◆ Excerpts from a figure dataset
>>>

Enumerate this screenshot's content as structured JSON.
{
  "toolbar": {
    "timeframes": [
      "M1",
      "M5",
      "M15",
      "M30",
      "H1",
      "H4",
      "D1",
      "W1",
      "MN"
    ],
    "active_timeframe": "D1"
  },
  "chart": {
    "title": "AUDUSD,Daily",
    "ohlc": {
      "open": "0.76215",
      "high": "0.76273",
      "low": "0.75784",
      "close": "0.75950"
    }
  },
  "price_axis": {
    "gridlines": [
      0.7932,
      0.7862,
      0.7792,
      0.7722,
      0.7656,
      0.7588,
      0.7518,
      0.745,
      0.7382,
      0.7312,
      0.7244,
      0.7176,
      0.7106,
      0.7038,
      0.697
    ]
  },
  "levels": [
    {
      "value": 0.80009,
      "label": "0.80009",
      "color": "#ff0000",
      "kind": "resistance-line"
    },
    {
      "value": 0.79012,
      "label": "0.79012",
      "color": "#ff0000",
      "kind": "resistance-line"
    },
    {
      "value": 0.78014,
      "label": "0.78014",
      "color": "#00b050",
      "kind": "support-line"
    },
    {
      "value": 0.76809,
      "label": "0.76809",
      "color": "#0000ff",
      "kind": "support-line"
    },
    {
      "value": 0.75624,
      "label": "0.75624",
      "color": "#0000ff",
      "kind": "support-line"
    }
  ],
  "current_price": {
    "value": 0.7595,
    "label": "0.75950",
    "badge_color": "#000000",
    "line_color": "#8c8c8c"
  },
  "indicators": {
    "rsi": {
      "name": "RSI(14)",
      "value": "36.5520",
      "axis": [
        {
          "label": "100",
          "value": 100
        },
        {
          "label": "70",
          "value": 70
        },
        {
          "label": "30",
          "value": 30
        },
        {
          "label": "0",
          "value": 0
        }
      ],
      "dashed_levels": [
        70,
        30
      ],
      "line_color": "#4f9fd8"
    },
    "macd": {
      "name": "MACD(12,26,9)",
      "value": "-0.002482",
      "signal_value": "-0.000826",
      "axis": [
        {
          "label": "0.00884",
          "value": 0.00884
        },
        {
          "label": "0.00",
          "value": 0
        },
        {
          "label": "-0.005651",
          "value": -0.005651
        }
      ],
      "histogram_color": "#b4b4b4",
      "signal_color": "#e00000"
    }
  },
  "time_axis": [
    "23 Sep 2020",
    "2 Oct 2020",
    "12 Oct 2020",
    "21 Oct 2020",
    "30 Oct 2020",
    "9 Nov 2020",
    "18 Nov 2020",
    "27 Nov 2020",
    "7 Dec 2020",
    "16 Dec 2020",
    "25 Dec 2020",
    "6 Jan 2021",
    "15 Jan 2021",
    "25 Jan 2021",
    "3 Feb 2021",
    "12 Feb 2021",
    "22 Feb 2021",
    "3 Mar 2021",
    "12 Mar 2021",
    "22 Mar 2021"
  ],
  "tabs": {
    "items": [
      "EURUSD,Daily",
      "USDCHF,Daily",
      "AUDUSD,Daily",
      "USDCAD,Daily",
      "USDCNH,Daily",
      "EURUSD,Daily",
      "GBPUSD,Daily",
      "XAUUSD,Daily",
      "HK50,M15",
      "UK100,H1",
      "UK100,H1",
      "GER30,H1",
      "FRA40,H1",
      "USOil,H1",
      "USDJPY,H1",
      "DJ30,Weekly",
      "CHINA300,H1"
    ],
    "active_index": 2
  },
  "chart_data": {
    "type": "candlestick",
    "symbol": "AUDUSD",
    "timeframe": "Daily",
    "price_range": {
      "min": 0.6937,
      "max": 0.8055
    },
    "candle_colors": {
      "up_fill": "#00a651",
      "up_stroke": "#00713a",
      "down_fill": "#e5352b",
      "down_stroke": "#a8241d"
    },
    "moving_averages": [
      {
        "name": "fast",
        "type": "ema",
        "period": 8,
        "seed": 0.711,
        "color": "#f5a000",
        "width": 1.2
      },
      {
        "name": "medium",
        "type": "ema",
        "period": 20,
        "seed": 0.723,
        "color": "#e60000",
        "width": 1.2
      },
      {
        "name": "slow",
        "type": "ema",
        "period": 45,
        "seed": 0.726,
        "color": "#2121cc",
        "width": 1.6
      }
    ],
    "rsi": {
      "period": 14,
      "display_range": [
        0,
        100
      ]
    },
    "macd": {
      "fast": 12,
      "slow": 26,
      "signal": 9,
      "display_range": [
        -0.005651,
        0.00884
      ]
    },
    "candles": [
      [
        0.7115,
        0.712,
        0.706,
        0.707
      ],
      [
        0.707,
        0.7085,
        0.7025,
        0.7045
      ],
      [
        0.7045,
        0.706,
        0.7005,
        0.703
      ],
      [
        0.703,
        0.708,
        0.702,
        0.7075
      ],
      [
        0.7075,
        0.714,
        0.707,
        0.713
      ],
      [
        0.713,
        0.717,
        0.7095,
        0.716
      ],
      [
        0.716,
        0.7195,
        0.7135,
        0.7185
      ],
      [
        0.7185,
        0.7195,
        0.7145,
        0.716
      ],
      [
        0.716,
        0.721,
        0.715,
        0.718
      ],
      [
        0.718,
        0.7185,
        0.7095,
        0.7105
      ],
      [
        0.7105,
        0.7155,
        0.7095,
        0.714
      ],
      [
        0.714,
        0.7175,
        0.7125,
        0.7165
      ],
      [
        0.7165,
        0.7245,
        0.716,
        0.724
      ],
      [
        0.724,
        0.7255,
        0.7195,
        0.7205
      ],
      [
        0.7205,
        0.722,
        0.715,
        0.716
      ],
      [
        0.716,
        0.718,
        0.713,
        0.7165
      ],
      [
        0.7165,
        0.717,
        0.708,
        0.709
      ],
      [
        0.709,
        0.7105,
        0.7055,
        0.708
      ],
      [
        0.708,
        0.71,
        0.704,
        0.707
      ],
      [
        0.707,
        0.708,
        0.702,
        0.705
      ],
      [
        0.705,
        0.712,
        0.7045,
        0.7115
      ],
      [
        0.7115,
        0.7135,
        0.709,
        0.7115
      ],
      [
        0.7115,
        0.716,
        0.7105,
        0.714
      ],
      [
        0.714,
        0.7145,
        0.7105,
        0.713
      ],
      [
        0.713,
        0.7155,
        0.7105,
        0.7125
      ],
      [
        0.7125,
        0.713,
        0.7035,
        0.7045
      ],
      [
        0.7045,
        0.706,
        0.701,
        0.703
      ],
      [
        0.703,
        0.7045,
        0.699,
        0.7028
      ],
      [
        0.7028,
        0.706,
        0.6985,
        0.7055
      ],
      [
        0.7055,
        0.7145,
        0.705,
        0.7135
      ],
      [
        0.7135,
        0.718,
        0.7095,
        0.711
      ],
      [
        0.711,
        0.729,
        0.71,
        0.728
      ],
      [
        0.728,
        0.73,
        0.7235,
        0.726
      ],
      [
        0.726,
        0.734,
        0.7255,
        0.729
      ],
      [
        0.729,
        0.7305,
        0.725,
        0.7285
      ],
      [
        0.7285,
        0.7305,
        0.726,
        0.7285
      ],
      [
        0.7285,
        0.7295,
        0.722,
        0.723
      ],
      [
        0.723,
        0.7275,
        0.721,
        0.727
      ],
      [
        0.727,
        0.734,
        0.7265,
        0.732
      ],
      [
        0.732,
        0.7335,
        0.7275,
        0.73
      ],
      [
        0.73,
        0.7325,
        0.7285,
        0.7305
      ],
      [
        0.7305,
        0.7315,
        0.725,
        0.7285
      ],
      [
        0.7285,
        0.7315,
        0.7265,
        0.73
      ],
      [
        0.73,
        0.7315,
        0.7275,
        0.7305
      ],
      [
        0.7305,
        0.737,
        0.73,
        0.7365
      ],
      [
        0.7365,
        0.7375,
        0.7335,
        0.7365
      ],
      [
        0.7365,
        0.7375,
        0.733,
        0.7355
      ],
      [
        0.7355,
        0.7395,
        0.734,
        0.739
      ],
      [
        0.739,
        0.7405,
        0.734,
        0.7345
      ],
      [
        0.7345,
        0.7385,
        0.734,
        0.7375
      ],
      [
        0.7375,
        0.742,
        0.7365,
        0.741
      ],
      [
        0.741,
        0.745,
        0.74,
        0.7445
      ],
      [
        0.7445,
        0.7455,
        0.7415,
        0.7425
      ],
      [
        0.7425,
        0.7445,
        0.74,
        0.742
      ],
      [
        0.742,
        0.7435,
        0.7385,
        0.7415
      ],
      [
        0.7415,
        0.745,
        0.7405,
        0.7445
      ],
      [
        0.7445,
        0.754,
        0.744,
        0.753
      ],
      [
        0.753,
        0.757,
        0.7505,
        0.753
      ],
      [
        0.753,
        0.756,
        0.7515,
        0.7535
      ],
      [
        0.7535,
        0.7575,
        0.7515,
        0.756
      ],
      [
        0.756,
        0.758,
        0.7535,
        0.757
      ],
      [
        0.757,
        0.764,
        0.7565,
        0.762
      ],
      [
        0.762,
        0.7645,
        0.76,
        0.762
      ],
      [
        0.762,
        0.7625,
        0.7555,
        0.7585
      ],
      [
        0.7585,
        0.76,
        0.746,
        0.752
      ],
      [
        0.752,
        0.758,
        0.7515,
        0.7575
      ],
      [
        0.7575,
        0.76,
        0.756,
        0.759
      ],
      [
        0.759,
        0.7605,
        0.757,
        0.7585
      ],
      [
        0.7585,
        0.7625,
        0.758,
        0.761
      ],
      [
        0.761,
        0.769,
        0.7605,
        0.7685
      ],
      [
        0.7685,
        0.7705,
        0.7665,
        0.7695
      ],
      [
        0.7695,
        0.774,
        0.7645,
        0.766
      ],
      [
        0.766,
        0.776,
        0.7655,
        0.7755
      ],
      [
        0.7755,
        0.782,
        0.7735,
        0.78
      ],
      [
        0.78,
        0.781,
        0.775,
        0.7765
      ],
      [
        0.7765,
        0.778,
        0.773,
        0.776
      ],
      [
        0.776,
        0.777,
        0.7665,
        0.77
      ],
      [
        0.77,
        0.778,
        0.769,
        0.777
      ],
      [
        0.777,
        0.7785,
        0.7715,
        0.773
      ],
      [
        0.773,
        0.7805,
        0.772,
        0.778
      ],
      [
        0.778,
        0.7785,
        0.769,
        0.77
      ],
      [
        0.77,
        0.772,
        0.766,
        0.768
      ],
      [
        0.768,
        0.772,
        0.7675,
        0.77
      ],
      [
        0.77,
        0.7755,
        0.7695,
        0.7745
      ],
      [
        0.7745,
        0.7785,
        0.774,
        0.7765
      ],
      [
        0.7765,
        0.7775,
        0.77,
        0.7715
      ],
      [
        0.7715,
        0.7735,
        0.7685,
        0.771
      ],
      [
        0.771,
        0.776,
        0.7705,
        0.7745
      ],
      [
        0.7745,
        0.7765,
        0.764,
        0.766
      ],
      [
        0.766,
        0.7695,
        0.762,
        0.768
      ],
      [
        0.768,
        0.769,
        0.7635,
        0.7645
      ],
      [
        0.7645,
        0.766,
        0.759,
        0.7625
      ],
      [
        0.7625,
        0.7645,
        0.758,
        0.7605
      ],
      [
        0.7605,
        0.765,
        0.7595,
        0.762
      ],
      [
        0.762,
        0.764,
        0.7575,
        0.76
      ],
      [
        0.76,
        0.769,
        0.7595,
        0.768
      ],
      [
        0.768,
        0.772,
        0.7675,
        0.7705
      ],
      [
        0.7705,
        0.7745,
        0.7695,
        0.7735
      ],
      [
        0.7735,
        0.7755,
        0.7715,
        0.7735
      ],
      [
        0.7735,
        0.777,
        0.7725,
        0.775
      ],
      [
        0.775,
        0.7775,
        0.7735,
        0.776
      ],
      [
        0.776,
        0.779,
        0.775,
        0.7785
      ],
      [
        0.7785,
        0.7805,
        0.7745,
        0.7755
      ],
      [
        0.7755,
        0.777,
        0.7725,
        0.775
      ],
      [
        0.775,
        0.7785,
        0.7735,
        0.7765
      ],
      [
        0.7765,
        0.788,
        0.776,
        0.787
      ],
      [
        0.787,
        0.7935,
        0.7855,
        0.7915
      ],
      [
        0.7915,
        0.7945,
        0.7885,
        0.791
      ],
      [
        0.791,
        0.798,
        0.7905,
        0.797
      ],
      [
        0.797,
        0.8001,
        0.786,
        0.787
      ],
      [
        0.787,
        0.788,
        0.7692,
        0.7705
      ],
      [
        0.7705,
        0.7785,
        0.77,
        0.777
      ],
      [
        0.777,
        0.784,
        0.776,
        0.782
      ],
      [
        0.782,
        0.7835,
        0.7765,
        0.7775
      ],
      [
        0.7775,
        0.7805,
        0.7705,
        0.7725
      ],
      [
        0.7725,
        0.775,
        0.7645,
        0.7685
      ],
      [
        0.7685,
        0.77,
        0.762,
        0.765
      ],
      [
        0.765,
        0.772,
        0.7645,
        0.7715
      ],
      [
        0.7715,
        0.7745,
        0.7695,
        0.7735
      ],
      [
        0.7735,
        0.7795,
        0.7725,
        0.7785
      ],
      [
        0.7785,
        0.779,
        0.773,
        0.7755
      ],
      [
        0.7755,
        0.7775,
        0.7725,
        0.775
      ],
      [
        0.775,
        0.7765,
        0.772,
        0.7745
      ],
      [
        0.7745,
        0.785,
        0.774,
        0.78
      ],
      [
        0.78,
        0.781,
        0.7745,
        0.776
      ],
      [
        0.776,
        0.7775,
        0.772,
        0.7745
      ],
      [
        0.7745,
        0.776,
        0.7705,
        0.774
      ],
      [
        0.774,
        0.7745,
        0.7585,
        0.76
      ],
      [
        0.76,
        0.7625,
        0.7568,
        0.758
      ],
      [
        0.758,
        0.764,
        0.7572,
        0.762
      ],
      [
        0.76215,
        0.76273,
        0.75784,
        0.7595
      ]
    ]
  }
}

<<<

◆ Task directions
Find the lines above holding the word "Daily" and show them.

◆ Solution for this problem
    "title": "AUDUSD,Daily",
      "EURUSD,Daily",
      "USDCHF,Daily",
      "AUDUSD,Daily",
      "USDCAD,Daily",
      "USDCNH,Daily",
      "EURUSD,Daily",
      "GBPUSD,Daily",
      "XAUUSD,Daily",
    "timeframe": "Daily",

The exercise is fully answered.